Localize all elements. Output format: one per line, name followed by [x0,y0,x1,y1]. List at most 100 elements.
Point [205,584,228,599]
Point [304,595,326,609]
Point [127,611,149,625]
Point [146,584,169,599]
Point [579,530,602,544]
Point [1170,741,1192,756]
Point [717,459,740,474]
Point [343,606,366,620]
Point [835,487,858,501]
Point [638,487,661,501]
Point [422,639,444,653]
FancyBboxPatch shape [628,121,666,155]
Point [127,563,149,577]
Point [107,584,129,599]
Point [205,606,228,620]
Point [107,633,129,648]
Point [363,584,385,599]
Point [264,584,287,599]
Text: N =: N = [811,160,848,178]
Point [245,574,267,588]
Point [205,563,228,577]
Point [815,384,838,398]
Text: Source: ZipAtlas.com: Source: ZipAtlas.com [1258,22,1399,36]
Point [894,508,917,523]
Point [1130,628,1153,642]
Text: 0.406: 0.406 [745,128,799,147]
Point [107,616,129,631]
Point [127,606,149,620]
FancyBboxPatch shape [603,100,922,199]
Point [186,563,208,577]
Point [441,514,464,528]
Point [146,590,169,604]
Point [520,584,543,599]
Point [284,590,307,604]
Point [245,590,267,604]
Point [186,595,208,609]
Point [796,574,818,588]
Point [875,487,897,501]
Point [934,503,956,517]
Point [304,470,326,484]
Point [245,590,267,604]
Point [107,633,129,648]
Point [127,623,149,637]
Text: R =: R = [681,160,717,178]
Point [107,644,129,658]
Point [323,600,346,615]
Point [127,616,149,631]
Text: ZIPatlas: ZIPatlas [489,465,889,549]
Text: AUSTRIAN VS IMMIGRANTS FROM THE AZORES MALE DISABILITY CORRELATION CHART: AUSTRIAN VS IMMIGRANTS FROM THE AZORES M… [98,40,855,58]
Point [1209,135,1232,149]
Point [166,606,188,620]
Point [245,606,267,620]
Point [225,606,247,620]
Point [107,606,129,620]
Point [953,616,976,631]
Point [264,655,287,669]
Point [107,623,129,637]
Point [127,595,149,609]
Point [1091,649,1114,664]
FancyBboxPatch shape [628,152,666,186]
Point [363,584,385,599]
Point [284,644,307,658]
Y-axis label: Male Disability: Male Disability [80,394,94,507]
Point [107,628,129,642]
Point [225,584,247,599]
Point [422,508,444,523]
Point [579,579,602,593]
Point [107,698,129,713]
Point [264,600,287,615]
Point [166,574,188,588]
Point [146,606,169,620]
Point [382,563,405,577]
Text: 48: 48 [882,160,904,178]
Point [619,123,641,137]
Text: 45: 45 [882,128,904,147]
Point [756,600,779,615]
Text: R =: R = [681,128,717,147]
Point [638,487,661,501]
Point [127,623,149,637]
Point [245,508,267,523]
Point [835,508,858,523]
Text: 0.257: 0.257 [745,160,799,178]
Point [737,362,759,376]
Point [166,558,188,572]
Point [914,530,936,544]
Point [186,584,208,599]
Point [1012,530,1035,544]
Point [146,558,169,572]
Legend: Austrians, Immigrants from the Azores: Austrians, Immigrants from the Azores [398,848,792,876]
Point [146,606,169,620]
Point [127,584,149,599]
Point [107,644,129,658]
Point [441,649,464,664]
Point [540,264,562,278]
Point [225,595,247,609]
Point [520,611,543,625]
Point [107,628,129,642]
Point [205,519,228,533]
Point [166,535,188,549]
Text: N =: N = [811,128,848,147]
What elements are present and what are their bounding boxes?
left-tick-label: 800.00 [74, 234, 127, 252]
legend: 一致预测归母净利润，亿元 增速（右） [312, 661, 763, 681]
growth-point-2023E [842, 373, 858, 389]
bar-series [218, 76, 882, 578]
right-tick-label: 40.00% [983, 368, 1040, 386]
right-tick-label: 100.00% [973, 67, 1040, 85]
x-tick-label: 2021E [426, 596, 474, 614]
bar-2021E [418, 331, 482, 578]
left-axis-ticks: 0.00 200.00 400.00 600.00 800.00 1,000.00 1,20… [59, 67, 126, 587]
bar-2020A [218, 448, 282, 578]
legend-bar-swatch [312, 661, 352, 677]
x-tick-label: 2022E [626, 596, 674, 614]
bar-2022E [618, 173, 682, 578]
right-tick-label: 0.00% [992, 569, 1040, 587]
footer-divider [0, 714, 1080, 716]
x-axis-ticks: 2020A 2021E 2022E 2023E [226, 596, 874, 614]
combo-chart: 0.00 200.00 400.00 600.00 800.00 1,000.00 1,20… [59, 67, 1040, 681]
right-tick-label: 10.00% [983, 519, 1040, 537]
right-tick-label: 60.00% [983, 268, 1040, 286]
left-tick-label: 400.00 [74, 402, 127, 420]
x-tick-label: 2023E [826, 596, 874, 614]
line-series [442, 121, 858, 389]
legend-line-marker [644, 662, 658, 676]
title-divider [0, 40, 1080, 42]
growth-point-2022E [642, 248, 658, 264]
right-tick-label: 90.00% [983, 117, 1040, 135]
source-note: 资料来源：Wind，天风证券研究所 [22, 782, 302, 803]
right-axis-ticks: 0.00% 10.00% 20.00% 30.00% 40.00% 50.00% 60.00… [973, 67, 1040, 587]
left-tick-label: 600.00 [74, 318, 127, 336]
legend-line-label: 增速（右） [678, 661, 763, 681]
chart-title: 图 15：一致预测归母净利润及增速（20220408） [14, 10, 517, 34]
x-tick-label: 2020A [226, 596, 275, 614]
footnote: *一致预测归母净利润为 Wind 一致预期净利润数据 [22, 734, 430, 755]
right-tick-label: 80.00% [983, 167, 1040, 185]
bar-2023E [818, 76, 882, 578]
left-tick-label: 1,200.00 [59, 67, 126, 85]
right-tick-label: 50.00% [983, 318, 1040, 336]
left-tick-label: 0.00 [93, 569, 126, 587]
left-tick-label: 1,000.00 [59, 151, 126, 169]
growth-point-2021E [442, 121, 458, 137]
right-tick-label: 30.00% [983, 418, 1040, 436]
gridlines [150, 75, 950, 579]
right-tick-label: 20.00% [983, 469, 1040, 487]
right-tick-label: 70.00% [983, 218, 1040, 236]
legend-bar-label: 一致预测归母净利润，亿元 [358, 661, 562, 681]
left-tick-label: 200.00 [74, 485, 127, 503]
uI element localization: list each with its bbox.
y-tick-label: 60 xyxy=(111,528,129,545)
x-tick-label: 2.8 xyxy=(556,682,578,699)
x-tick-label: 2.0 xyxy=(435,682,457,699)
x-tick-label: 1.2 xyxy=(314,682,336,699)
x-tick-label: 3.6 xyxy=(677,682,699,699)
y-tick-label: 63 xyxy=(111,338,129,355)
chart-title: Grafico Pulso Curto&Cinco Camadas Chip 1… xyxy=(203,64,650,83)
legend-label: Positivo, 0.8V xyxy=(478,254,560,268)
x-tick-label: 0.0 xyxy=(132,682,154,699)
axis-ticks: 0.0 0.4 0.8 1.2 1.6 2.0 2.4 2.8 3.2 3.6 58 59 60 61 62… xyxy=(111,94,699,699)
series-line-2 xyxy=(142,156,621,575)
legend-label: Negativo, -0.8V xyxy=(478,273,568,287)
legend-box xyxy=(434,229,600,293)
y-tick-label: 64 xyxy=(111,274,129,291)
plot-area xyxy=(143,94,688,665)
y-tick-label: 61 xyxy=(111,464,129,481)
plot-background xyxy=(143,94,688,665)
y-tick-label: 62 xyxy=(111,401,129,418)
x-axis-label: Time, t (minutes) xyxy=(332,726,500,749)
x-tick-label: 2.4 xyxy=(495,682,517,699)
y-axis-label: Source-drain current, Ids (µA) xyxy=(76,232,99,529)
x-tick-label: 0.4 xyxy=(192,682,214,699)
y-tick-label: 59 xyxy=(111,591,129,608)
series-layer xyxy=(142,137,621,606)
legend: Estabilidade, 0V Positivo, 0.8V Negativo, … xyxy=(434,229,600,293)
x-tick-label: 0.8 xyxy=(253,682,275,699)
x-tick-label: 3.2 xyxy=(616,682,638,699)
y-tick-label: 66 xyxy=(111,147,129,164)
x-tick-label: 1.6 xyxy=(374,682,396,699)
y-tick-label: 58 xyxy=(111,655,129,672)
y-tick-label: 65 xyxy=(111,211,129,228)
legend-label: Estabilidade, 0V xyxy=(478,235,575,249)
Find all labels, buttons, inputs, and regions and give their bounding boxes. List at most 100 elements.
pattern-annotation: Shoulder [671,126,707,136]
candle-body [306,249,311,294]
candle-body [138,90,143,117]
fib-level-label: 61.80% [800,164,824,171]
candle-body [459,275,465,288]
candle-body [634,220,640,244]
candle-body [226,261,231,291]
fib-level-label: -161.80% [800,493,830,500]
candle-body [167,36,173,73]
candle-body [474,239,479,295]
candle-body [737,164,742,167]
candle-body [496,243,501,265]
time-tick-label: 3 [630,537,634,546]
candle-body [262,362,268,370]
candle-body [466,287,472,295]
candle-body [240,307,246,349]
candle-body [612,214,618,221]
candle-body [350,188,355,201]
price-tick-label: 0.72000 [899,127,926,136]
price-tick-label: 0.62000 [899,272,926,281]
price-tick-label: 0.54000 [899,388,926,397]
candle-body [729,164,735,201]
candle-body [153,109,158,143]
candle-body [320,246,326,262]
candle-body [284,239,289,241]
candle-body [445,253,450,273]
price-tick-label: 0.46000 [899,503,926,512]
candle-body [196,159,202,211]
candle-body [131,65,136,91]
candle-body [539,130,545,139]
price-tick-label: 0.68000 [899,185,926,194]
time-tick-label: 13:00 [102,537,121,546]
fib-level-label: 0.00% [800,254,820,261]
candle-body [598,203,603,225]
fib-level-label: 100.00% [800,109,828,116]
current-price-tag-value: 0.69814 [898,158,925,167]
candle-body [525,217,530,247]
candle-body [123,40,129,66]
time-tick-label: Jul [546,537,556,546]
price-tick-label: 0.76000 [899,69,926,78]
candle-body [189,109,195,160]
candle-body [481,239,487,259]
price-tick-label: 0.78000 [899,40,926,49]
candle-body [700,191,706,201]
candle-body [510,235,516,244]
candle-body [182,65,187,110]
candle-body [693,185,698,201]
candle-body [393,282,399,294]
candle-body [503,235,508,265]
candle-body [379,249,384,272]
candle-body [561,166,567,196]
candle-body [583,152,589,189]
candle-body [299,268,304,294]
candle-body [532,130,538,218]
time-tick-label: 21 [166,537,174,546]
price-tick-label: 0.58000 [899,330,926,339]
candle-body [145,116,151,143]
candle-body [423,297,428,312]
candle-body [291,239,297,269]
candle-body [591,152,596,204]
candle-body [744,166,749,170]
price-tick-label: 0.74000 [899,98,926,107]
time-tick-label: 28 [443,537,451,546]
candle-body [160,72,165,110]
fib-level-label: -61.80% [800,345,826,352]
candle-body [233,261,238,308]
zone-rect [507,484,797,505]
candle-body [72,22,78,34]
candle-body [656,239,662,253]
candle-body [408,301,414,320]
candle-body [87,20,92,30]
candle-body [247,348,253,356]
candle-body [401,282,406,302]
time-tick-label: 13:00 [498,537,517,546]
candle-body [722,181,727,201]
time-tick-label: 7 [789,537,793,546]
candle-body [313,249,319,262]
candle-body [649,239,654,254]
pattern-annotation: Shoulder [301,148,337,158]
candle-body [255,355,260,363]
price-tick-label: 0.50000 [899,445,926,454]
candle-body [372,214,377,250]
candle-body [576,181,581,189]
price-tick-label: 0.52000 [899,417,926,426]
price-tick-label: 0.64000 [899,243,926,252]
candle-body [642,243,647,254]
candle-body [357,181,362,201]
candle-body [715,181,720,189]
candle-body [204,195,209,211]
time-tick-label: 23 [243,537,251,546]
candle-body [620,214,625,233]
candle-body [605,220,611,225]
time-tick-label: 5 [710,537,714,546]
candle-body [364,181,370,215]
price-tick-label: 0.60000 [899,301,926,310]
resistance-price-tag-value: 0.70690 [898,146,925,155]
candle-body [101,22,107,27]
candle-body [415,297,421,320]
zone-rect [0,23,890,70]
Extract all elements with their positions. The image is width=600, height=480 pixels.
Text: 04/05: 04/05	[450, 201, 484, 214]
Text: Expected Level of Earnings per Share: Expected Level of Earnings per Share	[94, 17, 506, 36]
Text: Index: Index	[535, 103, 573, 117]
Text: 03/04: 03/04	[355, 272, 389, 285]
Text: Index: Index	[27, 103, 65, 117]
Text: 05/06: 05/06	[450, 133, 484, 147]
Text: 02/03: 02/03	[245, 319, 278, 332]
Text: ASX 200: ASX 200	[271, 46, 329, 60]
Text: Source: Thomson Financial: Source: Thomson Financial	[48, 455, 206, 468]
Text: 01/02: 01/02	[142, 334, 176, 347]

Prompt - Set down word for word every line from the start of the records through the line containing "Text: Source: ZipAtlas.com: Source: ZipAtlas.com", including that line.

Output of the exercise -
Localize all elements. Output format: one per line, name followed by [x0,y0,x1,y1]. List at most 100 elements.
Point [205,584,228,599]
Point [304,595,326,609]
Point [127,611,149,625]
Point [146,584,169,599]
Point [579,530,602,544]
Point [1170,741,1192,756]
Point [717,459,740,474]
Point [343,606,366,620]
Point [835,487,858,501]
Point [638,487,661,501]
Point [422,639,444,653]
FancyBboxPatch shape [628,121,666,155]
Point [127,563,149,577]
Point [107,584,129,599]
Point [205,606,228,620]
Point [107,633,129,648]
Point [363,584,385,599]
Point [264,584,287,599]
Text: N =: N = [811,160,848,178]
Point [245,574,267,588]
Point [205,563,228,577]
Point [815,384,838,398]
Text: Source: ZipAtlas.com: Source: ZipAtlas.com [1258,22,1399,36]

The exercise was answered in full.